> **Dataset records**
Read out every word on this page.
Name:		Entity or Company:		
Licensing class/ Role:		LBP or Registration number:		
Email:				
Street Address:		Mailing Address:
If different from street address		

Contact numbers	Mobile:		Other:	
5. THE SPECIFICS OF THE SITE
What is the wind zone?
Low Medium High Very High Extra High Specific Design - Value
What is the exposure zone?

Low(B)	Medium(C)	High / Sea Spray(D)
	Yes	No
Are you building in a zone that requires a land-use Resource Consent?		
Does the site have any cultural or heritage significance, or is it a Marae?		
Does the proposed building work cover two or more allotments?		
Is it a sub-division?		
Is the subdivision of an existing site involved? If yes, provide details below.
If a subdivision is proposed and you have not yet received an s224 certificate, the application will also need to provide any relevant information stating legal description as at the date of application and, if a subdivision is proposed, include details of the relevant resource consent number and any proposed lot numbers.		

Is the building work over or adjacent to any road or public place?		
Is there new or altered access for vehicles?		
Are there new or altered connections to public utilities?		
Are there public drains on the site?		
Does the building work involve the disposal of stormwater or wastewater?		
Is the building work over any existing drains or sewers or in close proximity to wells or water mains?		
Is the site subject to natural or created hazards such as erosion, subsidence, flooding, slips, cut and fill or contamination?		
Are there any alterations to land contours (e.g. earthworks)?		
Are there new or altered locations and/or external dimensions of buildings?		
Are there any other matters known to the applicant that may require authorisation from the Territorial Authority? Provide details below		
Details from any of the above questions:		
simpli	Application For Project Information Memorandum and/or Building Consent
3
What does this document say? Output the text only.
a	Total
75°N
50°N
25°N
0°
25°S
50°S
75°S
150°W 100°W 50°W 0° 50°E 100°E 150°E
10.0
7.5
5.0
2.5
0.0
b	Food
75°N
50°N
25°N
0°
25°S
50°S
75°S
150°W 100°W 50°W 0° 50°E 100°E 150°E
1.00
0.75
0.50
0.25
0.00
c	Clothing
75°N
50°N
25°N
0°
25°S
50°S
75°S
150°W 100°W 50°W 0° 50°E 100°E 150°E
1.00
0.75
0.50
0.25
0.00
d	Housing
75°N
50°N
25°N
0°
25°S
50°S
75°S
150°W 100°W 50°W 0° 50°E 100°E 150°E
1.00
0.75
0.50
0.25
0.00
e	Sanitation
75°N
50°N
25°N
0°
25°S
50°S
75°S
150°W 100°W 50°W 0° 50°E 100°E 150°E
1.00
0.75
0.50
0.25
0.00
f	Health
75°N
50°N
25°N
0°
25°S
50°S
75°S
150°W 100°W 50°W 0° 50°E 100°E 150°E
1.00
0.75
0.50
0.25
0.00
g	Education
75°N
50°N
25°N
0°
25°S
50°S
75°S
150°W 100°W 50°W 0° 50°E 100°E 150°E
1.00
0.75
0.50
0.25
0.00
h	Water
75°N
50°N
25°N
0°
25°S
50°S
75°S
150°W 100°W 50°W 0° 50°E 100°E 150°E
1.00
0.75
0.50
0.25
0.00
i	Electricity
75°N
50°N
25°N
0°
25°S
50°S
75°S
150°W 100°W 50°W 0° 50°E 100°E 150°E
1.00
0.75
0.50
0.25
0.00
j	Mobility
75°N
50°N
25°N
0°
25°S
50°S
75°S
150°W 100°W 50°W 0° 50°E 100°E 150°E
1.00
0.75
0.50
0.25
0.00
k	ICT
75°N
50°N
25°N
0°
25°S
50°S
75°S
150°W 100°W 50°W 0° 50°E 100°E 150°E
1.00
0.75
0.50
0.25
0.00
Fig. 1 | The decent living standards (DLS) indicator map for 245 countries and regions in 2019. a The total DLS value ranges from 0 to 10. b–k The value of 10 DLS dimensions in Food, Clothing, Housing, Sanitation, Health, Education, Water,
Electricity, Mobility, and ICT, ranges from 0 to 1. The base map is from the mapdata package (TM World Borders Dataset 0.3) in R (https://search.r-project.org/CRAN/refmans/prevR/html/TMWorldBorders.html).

> **Written exercise**
Extract each line of the listing above, copying it word for word.

> **The answer**
Read out every word on this page.
Name:		Entity or Company:		
Licensing class/ Role:		LBP or Registration number:		
Email:				
Street Address:		Mailing Address:
If different from street address		

Contact numbers	Mobile:		Other:	
5. THE SPECIFICS OF THE SITE
What is the wind zone?
Low Medium High Very High Extra High Specific Design - Value
What is the exposure zone?

Low(B)	Medium(C)	High / Sea Spray(D)
	Yes	No
Are you building in a zone that requires a land-use Resource Consent?		
Does the site have any cultural or heritage significance, or is it a Marae?		
Does the proposed building work cover two or more allotments?		
Is it a sub-division?		
Is the subdivision of an existing site involved? If yes, provide details below.
If a subdivision is proposed and you have not yet received an s224 certificate, the application will also need to provide any relevant information stating legal description as at the date of application and, if a subdivision is proposed, include details of the relevant resource consent number and any proposed lot numbers.		

Is the building work over or adjacent to any road or public place?		
Is there new or altered access for vehicles?		
Are there new or altered connections to public utilities?		
Are there public drains on the site?		
Does the building work involve the disposal of stormwater or wastewater?		
Is the building work over any existing drains or sewers or in close proximity to wells or water mains?		
Is the site subject to natural or created hazards such as erosion, subsidence, flooding, slips, cut and fill or contamination?		
Are there any alterations to land contours (e.g. earthworks)?		
Are there new or altered locations and/or external dimensions of buildings?		
Are there any other matters known to the applicant that may require authorisation from the Territorial Authority? Provide details below		
Details from any of the above questions:		
simpli	Application For Project Information Memorandum and/or Building Consent
3
What does this document say? Output the text only.
a	Total
75°N
50°N
25°N
0°
25°S
50°S
75°S
150°W 100°W 50°W 0° 50°E 100°E 150°E
10.0
7.5
5.0
2.5
0.0
b	Food
75°N
50°N
25°N
0°
25°S
50°S
75°S
150°W 100°W 50°W 0° 50°E 100°E 150°E
1.00
0.75
0.50
0.25
0.00
c	Clothing
75°N
50°N
25°N
0°
25°S
50°S
75°S
150°W 100°W 50°W 0° 50°E 100°E 150°E
1.00
0.75
0.50
0.25
0.00
d	Housing
75°N
50°N
25°N
0°
25°S
50°S
75°S
150°W 100°W 50°W 0° 50°E 100°E 150°E
1.00
0.75
0.50
0.25
0.00
e	Sanitation
75°N
50°N
25°N
0°
25°S
50°S
75°S
150°W 100°W 50°W 0° 50°E 100°E 150°E
1.00
0.75
0.50
0.25
0.00
f	Health
75°N
50°N
25°N
0°
25°S
50°S
75°S
150°W 100°W 50°W 0° 50°E 100°E 150°E
1.00
0.75
0.50
0.25
0.00
g	Education
75°N
50°N
25°N
0°
25°S
50°S
75°S
150°W 100°W 50°W 0° 50°E 100°E 150°E
1.00
0.75
0.50
0.25
0.00
h	Water
75°N
50°N
25°N
0°
25°S
50°S
75°S
150°W 100°W 50°W 0° 50°E 100°E 150°E
1.00
0.75
0.50
0.25
0.00
i	Electricity
75°N
50°N
25°N
0°
25°S
50°S
75°S
150°W 100°W 50°W 0° 50°E 100°E 150°E
1.00
0.75
0.50
0.25
0.00
j	Mobility
75°N
50°N
25°N
0°
25°S
50°S
75°S
150°W 100°W 50°W 0° 50°E 100°E 150°E
1.00
0.75
0.50
0.25
0.00
k	ICT
75°N
50°N
25°N
0°
25°S
50°S
75°S
150°W 100°W 50°W 0° 50°E 100°E 150°E
1.00
0.75
0.50
0.25
0.00
Fig. 1 | The decent living standards (DLS) indicator map for 245 countries and regions in 2019. a The total DLS value ranges from 0 to 10. b–k The value of 10 DLS dimensions in Food, Clothing, Housing, Sanitation, Health, Education, Water,
Electricity, Mobility, and ICT, ranges from 0 to 1. The base map is from the mapdata package (TM World Borders Dataset 0.3) in R (https://search.r-project.org/CRAN/refmans/prevR/html/TMWorldBorders.html).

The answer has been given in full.